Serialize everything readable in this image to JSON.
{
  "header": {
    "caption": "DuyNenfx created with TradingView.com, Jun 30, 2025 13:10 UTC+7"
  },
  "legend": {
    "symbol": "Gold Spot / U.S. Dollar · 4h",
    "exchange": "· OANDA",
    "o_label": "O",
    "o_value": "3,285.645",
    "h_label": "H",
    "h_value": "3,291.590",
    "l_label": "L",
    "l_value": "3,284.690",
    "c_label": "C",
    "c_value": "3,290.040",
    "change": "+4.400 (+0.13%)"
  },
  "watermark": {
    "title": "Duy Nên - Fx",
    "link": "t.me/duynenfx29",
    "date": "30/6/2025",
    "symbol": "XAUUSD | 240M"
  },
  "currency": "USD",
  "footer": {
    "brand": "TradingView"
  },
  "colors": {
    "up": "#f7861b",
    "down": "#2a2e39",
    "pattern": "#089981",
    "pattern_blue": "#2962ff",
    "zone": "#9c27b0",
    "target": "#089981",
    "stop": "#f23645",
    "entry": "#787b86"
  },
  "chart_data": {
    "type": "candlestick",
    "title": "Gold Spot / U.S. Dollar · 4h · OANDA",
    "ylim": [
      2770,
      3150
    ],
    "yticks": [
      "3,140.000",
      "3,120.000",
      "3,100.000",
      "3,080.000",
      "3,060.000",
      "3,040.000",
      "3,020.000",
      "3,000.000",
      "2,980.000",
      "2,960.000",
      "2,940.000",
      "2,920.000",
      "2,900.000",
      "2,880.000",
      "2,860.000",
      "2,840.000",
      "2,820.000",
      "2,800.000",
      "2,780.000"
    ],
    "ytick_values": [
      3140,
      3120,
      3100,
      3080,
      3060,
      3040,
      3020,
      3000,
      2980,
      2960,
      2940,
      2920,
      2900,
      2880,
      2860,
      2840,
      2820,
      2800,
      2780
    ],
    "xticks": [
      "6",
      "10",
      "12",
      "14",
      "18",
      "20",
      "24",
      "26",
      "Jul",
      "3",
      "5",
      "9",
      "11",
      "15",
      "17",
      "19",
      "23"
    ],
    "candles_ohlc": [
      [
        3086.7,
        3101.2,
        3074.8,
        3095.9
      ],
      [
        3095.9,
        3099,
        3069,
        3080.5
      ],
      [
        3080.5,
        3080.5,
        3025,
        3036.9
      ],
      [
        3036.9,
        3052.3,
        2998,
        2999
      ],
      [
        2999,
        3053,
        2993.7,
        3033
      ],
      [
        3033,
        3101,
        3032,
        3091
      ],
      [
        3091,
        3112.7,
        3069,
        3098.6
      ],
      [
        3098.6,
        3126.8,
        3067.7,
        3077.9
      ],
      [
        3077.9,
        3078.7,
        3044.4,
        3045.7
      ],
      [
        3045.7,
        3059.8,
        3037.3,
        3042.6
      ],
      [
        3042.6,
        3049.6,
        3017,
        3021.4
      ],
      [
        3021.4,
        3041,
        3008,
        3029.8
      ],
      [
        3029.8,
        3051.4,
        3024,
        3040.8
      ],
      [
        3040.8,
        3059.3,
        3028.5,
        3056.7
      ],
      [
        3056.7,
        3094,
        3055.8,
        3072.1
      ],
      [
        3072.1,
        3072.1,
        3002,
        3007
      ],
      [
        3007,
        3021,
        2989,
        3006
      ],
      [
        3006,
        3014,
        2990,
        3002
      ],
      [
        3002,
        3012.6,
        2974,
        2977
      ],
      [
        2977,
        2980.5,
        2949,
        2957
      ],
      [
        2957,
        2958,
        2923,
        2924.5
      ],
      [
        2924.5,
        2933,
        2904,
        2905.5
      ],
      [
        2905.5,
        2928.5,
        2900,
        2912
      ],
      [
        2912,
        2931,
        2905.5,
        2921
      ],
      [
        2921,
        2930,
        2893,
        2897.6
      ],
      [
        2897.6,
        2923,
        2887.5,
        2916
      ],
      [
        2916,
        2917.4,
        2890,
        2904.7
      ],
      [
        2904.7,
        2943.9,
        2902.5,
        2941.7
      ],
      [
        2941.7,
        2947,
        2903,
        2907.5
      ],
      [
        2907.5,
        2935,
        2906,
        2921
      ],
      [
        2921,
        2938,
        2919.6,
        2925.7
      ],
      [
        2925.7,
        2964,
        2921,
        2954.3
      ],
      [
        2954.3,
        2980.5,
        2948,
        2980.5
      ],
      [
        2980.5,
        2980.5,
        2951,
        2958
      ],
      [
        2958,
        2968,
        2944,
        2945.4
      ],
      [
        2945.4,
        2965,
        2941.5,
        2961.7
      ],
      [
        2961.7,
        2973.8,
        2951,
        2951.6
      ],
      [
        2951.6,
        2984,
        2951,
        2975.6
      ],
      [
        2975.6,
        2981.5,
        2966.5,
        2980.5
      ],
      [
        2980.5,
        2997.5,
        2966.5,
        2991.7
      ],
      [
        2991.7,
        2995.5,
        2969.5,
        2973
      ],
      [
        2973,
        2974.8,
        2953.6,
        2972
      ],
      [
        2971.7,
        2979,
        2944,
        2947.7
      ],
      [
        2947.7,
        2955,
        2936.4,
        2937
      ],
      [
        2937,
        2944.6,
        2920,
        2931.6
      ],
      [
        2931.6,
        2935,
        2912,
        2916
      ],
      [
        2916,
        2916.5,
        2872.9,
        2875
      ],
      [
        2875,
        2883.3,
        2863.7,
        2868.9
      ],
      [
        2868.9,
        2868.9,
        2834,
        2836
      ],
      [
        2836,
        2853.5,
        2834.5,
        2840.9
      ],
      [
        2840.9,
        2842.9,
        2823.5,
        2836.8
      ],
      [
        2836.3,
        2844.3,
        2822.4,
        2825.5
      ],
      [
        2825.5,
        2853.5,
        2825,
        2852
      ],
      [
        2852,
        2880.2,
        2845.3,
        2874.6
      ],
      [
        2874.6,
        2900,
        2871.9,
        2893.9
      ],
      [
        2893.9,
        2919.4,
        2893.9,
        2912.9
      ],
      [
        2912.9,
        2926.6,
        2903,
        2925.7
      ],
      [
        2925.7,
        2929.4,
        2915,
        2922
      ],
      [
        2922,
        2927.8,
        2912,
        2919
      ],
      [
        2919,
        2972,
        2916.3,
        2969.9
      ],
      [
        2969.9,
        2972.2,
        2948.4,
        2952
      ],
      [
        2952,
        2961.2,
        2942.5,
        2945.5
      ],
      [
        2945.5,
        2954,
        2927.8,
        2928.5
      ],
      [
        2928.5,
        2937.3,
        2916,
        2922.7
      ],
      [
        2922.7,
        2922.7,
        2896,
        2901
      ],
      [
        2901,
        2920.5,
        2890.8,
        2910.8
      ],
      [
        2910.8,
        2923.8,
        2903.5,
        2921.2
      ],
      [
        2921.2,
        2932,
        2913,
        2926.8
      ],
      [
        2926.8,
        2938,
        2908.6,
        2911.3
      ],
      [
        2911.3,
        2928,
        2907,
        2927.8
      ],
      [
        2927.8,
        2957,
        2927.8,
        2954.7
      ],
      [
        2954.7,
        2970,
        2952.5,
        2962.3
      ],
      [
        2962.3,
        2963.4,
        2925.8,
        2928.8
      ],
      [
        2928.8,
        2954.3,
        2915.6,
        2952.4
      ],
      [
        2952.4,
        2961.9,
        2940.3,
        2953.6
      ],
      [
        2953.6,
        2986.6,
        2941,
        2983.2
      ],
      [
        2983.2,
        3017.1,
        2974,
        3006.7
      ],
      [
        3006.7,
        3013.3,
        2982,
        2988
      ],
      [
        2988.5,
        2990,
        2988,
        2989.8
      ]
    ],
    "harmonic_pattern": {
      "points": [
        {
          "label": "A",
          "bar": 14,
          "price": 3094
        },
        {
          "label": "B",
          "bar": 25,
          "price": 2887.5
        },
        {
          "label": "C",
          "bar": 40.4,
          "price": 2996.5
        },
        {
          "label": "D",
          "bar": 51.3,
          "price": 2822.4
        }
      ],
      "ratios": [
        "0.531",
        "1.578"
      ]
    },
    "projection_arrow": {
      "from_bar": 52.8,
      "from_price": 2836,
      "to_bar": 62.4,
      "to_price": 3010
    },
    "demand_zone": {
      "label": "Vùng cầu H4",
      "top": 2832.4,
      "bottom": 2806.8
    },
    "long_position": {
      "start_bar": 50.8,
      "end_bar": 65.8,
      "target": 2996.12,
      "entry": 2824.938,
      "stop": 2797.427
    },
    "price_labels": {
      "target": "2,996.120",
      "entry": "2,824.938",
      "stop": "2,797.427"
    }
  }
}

##########

EXERCISE OBJECTIVE: For each line above that contains the word "OANDA", copy that line.

RESULT FOR THIS TASK:
    "exchange": "· OANDA",
    "title": "Gold Spot / U.S. Dollar · 4h · OANDA",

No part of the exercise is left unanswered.